→ Objective: Restate each entry word for word, leaving nothing out.

— Begin —

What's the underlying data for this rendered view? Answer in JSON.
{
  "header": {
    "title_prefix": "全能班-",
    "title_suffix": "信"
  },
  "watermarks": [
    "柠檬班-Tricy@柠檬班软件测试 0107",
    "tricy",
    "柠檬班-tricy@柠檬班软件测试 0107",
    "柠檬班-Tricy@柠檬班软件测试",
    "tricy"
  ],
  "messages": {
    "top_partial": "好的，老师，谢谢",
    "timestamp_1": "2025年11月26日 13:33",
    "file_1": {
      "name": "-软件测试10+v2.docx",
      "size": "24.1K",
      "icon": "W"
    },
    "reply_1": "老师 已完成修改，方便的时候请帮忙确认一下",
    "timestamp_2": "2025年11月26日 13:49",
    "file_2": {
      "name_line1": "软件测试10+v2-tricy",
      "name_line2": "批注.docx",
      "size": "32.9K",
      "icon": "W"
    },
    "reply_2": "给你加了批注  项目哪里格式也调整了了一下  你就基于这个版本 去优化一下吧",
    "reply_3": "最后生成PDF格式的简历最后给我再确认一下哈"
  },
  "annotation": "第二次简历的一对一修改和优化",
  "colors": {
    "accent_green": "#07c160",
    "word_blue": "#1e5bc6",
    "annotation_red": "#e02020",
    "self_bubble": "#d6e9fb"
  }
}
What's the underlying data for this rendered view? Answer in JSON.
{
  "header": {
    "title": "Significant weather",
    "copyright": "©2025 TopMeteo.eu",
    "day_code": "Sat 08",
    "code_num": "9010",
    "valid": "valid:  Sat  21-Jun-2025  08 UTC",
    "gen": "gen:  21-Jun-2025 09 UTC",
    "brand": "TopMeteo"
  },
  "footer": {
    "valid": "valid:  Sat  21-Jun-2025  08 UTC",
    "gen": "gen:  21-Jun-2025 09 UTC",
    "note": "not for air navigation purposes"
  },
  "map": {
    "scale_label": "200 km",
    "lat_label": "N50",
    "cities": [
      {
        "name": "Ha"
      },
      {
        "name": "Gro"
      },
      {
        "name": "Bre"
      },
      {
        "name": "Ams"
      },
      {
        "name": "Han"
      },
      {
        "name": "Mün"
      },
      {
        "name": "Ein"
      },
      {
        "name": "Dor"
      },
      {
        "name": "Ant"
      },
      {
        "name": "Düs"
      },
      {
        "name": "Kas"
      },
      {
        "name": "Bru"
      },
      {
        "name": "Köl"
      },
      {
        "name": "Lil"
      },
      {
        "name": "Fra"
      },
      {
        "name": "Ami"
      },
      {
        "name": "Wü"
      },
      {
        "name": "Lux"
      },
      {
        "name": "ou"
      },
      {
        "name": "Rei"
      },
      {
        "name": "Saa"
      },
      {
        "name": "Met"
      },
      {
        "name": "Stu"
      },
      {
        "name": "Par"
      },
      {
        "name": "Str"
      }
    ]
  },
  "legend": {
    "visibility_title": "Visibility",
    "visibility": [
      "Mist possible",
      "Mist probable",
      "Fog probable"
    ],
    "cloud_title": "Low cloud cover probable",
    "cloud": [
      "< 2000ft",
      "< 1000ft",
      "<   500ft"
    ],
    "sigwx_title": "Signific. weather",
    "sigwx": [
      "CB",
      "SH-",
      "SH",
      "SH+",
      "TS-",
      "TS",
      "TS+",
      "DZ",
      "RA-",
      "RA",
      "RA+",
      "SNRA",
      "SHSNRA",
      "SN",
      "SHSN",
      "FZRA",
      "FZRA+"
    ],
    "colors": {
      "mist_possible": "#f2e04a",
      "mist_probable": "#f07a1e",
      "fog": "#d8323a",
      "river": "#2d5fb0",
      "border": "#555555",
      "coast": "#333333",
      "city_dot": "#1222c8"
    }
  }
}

— End —

→ Output:
What's the underlying data for this rendered view? Answer in JSON.
{
  "header": {
    "title_prefix": "全能班-",
    "title_suffix": "信"
  },
  "watermarks": [
    "柠檬班-Tricy@柠檬班软件测试 0107",
    "tricy",
    "柠檬班-tricy@柠檬班软件测试 0107",
    "柠檬班-Tricy@柠檬班软件测试",
    "tricy"
  ],
  "messages": {
    "top_partial": "好的，老师，谢谢",
    "timestamp_1": "2025年11月26日 13:33",
    "file_1": {
      "name": "-软件测试10+v2.docx",
      "size": "24.1K",
      "icon": "W"
    },
    "reply_1": "老师 已完成修改，方便的时候请帮忙确认一下",
    "timestamp_2": "2025年11月26日 13:49",
    "file_2": {
      "name_line1": "软件测试10+v2-tricy",
      "name_line2": "批注.docx",
      "size": "32.9K",
      "icon": "W"
    },
    "reply_2": "给你加了批注  项目哪里格式也调整了了一下  你就基于这个版本 去优化一下吧",
    "reply_3": "最后生成PDF格式的简历最后给我再确认一下哈"
  },
  "annotation": "第二次简历的一对一修改和优化",
  "colors": {
    "accent_green": "#07c160",
    "word_blue": "#1e5bc6",
    "annotation_red": "#e02020",
    "self_bubble": "#d6e9fb"
  }
}
What's the underlying data for this rendered view? Answer in JSON.
{
  "header": {
    "title": "Significant weather",
    "copyright": "©2025 TopMeteo.eu",
    "day_code": "Sat 08",
    "code_num": "9010",
    "valid": "valid:  Sat  21-Jun-2025  08 UTC",
    "gen": "gen:  21-Jun-2025 09 UTC",
    "brand": "TopMeteo"
  },
  "footer": {
    "valid": "valid:  Sat  21-Jun-2025  08 UTC",
    "gen": "gen:  21-Jun-2025 09 UTC",
    "note": "not for air navigation purposes"
  },
  "map": {
    "scale_label": "200 km",
    "lat_label": "N50",
    "cities": [
      {
        "name": "Ha"
      },
      {
        "name": "Gro"
      },
      {
        "name": "Bre"
      },
      {
        "name": "Ams"
      },
      {
        "name": "Han"
      },
      {
        "name": "Mün"
      },
      {
        "name": "Ein"
      },
      {
        "name": "Dor"
      },
      {
        "name": "Ant"
      },
      {
        "name": "Düs"
      },
      {
        "name": "Kas"
      },
      {
        "name": "Bru"
      },
      {
        "name": "Köl"
      },
      {
        "name": "Lil"
      },
      {
        "name": "Fra"
      },
      {
        "name": "Ami"
      },
      {
        "name": "Wü"
      },
      {
        "name": "Lux"
      },
      {
        "name": "ou"
      },
      {
        "name": "Rei"
      },
      {
        "name": "Saa"
      },
      {
        "name": "Met"
      },
      {
        "name": "Stu"
      },
      {
        "name": "Par"
      },
      {
        "name": "Str"
      }
    ]
  },
  "legend": {
    "visibility_title": "Visibility",
    "visibility": [
      "Mist possible",
      "Mist probable",
      "Fog probable"
    ],
    "cloud_title": "Low cloud cover probable",
    "cloud": [
      "< 2000ft",
      "< 1000ft",
      "<   500ft"
    ],
    "sigwx_title": "Signific. weather",
    "sigwx": [
      "CB",
      "SH-",
      "SH",
      "SH+",
      "TS-",
      "TS",
      "TS+",
      "DZ",
      "RA-",
      "RA",
      "RA+",
      "SNRA",
      "SHSNRA",
      "SN",
      "SHSN",
      "FZRA",
      "FZRA+"
    ],
    "colors": {
      "mist_possible": "#f2e04a",
      "mist_probable": "#f07a1e",
      "fog": "#d8323a",
      "river": "#2d5fb0",
      "border": "#555555",
      "coast": "#333333",
      "city_dot": "#1222c8"
    }
  }
}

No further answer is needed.